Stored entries
· · · · · · ·

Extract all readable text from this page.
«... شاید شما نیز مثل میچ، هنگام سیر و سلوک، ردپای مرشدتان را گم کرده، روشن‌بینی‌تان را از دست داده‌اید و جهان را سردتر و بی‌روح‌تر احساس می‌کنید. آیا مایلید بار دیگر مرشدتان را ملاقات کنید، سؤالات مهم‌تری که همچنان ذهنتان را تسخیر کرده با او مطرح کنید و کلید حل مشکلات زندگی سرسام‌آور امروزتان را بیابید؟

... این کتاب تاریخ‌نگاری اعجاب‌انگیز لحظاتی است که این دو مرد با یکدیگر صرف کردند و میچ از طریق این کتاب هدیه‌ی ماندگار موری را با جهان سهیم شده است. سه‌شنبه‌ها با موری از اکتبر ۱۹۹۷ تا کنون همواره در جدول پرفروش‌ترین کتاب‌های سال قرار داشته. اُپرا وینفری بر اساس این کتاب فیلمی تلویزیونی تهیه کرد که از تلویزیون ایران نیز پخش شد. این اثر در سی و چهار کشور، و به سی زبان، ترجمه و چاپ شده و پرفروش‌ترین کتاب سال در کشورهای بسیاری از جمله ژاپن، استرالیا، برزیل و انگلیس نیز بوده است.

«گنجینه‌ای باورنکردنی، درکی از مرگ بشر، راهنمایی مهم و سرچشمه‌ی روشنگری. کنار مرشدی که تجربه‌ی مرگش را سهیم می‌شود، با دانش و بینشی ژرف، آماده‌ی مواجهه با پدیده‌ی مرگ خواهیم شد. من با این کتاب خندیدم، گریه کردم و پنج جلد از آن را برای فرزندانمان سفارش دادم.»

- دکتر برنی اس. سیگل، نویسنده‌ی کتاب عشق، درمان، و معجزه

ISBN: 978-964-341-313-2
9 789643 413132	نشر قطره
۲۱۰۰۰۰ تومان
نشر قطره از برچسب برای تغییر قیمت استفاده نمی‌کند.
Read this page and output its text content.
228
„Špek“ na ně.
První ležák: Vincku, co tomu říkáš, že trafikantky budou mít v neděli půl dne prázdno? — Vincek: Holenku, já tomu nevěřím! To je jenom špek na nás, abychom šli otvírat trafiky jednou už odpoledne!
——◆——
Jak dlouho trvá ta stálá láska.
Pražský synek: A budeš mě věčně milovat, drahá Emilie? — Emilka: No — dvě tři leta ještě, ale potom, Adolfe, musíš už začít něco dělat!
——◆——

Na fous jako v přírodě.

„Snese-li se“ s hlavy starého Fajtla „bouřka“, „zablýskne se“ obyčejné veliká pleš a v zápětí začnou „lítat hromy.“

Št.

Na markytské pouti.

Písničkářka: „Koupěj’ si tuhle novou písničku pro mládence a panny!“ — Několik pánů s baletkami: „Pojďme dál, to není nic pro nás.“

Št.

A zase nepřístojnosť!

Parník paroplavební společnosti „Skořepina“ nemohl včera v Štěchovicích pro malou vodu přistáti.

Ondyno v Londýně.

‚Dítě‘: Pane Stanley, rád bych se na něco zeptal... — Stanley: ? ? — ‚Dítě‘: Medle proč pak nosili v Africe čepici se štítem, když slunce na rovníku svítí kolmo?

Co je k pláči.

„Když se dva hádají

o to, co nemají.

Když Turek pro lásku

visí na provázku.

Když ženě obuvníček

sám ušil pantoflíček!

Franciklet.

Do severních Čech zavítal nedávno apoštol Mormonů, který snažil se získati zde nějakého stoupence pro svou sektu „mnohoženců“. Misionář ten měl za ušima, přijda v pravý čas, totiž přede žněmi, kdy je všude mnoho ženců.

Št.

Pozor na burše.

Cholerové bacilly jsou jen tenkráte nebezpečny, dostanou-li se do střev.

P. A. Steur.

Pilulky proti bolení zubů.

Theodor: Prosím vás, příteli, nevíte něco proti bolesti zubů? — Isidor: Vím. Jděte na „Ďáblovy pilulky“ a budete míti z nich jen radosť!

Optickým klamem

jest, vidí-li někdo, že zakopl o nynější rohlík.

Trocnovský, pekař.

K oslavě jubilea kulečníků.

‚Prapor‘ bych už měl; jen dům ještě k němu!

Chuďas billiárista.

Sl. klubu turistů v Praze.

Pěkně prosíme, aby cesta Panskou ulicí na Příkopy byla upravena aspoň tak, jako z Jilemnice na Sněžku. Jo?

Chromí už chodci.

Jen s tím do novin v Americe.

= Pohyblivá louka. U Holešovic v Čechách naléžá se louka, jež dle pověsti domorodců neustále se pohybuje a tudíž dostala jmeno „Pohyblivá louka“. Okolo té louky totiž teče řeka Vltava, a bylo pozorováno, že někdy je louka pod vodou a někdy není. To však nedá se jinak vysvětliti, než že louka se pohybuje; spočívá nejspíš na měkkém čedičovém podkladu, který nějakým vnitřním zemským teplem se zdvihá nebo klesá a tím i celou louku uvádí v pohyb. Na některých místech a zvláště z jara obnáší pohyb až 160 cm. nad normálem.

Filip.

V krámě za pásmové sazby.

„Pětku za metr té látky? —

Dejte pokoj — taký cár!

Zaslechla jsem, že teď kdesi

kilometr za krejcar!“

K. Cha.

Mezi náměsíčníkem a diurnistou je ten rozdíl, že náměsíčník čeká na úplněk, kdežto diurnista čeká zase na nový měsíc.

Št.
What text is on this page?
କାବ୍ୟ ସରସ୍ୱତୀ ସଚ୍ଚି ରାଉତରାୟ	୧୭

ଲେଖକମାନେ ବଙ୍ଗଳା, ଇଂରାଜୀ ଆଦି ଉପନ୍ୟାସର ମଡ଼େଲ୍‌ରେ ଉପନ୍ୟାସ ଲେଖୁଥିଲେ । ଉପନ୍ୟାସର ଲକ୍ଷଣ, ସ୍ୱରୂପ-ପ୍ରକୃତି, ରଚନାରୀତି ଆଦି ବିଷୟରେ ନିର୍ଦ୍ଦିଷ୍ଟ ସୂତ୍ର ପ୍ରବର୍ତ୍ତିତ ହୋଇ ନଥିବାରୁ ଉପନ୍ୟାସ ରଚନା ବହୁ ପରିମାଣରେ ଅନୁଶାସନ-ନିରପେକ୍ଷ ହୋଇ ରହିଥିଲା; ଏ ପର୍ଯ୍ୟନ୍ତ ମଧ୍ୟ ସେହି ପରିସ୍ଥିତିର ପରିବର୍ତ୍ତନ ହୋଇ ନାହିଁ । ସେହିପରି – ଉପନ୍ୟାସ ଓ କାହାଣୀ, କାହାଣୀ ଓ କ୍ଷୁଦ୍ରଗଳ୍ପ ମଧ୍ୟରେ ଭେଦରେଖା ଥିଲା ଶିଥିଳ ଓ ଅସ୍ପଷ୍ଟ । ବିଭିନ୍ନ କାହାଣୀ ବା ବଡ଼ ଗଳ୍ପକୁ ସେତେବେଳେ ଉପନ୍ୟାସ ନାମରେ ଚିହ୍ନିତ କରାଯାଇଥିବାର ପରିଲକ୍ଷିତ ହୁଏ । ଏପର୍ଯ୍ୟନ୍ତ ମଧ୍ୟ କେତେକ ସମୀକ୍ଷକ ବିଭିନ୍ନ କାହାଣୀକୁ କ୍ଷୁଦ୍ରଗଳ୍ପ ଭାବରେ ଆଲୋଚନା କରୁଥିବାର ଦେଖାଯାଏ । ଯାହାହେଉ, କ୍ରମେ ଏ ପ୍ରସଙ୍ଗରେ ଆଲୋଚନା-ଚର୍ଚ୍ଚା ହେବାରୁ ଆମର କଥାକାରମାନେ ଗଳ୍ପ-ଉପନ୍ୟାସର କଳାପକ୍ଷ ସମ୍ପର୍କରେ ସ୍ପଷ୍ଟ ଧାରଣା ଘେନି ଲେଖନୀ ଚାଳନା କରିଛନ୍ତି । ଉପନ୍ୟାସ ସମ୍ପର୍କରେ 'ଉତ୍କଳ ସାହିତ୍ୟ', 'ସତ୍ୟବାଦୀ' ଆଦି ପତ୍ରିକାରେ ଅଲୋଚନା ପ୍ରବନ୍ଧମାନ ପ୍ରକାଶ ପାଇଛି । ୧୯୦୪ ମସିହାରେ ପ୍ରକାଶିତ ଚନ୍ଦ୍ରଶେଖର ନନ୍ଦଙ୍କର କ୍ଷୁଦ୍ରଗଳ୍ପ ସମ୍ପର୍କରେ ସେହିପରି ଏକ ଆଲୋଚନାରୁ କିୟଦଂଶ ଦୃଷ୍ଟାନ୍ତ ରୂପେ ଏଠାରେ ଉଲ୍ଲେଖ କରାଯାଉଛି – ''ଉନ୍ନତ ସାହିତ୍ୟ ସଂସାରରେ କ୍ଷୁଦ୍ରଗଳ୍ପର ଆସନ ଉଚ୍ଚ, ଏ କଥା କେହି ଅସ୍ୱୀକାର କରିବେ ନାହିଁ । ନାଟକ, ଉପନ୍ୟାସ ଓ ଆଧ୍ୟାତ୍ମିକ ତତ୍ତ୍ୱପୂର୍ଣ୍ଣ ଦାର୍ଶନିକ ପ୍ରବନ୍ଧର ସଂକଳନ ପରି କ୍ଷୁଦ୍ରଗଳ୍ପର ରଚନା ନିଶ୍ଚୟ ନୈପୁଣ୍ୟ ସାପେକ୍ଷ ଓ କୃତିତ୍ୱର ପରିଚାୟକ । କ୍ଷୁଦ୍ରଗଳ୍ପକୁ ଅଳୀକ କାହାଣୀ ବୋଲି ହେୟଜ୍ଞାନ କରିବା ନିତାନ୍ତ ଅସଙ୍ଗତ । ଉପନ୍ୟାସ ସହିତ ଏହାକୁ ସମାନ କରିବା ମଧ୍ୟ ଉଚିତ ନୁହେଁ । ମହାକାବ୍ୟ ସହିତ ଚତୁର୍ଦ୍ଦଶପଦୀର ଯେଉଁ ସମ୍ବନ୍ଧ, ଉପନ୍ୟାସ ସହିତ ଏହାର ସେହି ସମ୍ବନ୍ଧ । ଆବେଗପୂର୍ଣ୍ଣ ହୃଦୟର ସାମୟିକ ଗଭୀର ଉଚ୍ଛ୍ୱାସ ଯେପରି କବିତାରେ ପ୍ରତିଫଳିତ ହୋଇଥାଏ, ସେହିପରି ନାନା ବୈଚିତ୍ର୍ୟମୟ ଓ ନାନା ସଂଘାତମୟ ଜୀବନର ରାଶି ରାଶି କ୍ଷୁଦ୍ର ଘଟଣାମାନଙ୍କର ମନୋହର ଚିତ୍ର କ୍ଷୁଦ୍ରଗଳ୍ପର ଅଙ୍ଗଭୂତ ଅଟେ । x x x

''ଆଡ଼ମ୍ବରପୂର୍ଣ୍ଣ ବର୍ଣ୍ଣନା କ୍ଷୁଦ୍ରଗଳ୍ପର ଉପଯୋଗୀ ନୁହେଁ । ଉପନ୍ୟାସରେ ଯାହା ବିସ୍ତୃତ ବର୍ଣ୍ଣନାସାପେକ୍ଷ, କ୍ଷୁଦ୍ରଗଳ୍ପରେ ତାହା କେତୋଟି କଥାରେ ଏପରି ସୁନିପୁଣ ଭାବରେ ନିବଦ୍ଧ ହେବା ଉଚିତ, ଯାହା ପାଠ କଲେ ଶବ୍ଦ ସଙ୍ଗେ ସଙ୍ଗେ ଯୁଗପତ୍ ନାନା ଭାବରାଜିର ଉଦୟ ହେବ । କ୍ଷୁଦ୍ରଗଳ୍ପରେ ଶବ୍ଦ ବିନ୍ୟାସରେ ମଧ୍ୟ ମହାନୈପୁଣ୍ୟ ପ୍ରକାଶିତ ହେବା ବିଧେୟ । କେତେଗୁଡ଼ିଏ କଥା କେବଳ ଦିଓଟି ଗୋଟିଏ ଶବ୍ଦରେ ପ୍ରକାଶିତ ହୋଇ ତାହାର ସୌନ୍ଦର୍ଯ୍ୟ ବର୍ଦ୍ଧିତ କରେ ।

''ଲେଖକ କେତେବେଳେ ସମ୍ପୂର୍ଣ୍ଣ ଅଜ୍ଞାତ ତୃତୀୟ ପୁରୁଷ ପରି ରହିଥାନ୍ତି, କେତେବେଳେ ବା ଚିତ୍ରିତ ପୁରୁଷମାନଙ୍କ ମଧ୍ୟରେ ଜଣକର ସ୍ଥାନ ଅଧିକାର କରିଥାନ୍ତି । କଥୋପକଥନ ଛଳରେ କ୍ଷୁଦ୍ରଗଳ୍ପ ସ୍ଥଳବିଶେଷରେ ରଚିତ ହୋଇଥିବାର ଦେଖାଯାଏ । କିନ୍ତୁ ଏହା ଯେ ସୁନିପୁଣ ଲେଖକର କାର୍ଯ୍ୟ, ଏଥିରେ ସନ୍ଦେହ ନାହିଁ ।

· · · · · · ·

◆ **INSTRUCTIONS TO FOLLOW**
Look for the word "page" and return every line where it occurs.

◆ **THE RESPONSE**
Extract all readable text from this page.
Read this page and output its text content.
What text is on this page?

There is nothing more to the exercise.